Items from a data source
"""

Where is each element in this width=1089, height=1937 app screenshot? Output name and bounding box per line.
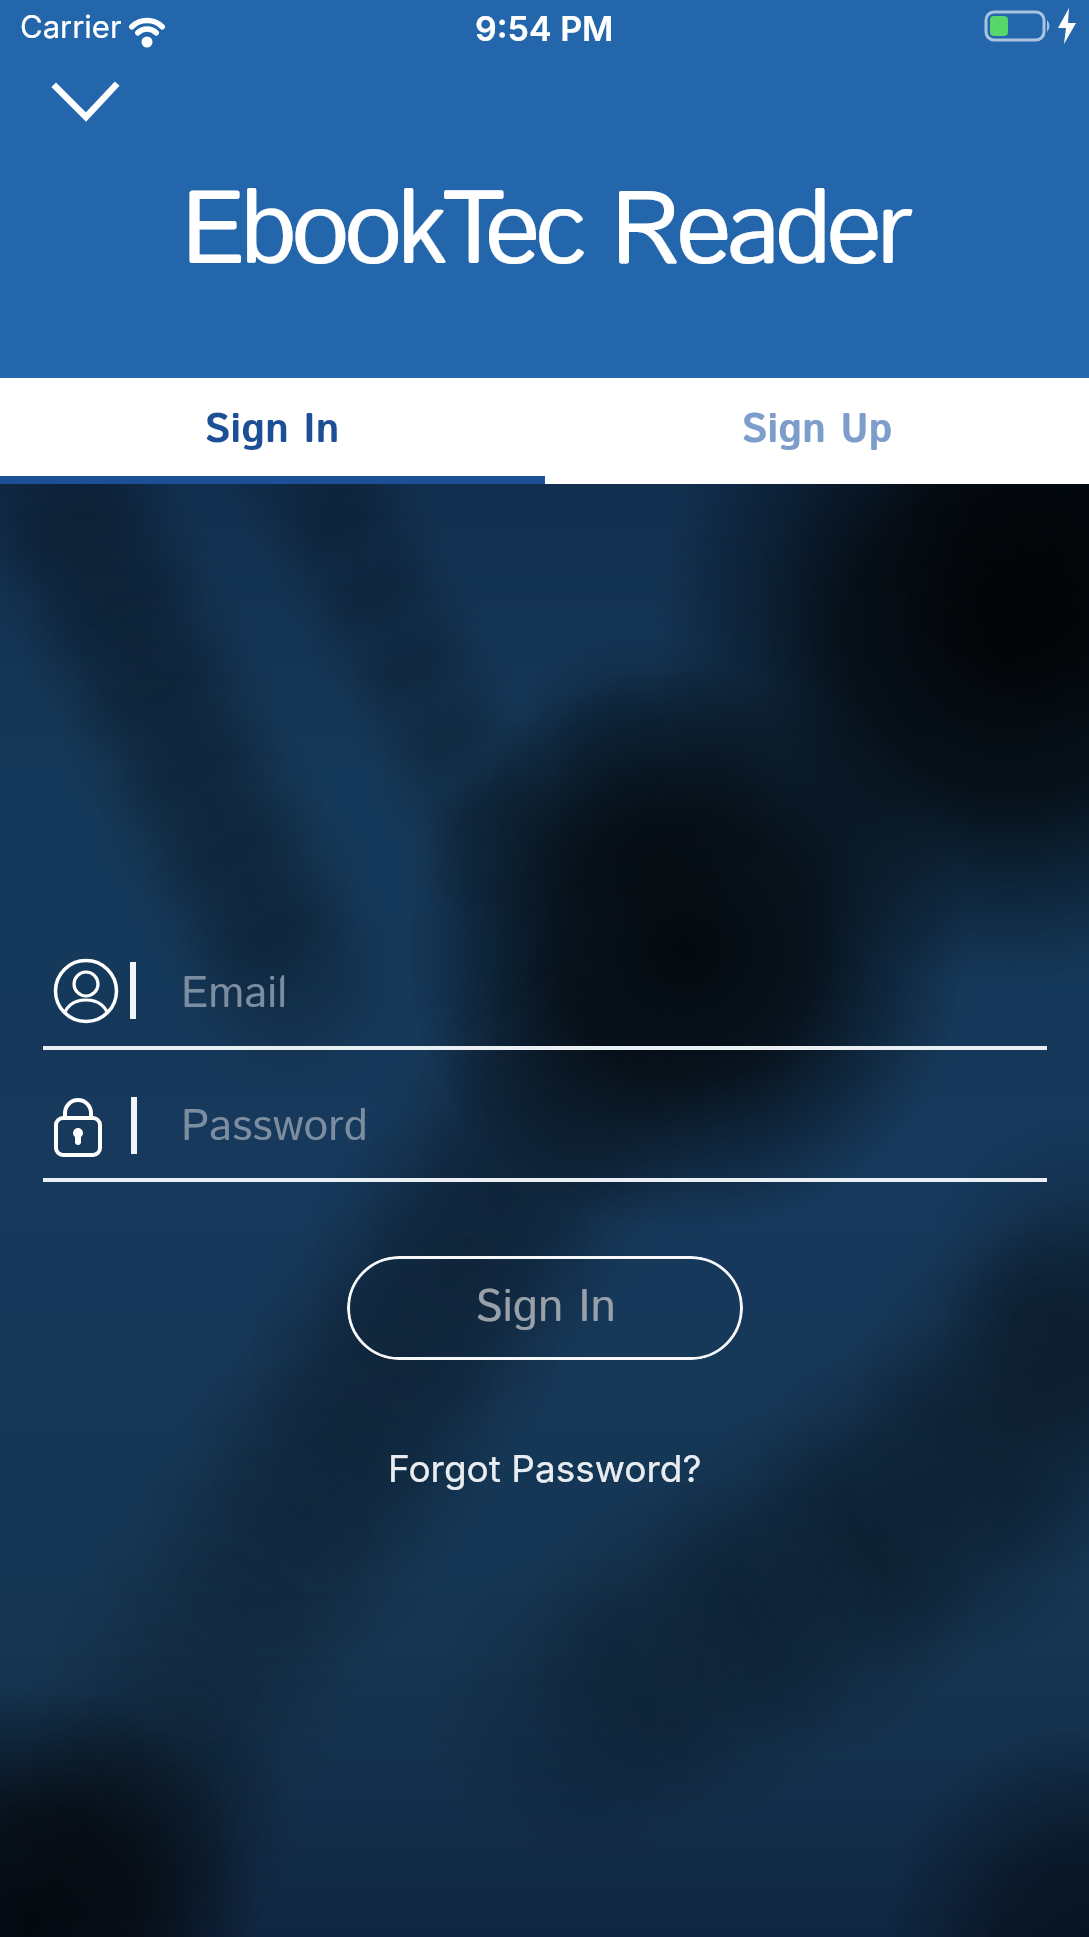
staticText: Password [181, 1096, 368, 1159]
button[interactable] [40, 68, 132, 134]
staticText: Carrier [20, 8, 122, 46]
staticText: Email [181, 963, 288, 1026]
staticText: Sign In [204, 401, 340, 460]
button[interactable]: Email [43, 959, 1047, 1023]
staticText: EbookTec Reader [181, 158, 908, 308]
button[interactable]: Forgot Password? [388, 1446, 702, 1491]
button[interactable]: Sign In [347, 1256, 743, 1360]
staticText: 9:54 PM [475, 8, 614, 49]
button[interactable]: Sign Up [544, 378, 1089, 484]
button[interactable]: Sign In [0, 378, 544, 484]
staticText: Sign Up [741, 401, 893, 460]
staticText: Sign In [475, 1275, 616, 1341]
button[interactable]: Password [43, 1092, 1047, 1156]
staticText: Forgot Password? [388, 1446, 702, 1491]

"""

## Exercise objective
Put the lines from the one containing "staticText: Password [181, 1096, 368, 1159]" through the last line into a numbered list, leaving out any blank lines.

## The reply
1. staticText: Password [181, 1096, 368, 1159]
2. button[interactable] [40, 68, 132, 134]
3. staticText: Carrier [20, 8, 122, 46]
4. staticText: Email [181, 963, 288, 1026]
5. staticText: Sign In [204, 401, 340, 460]
6. button[interactable]: Email [43, 959, 1047, 1023]
7. staticText: EbookTec Reader [181, 158, 908, 308]
8. button[interactable]: Forgot Password? [388, 1446, 702, 1491]
9. button[interactable]: Sign In [347, 1256, 743, 1360]
10. staticText: 9:54 PM [475, 8, 614, 49]
11. button[interactable]: Sign Up [544, 378, 1089, 484]
12. button[interactable]: Sign In [0, 378, 544, 484]
13. staticText: Sign Up [741, 401, 893, 460]
14. staticText: Sign In [475, 1275, 616, 1341]
15. button[interactable]: Password [43, 1092, 1047, 1156]
16. staticText: Forgot Password? [388, 1446, 702, 1491]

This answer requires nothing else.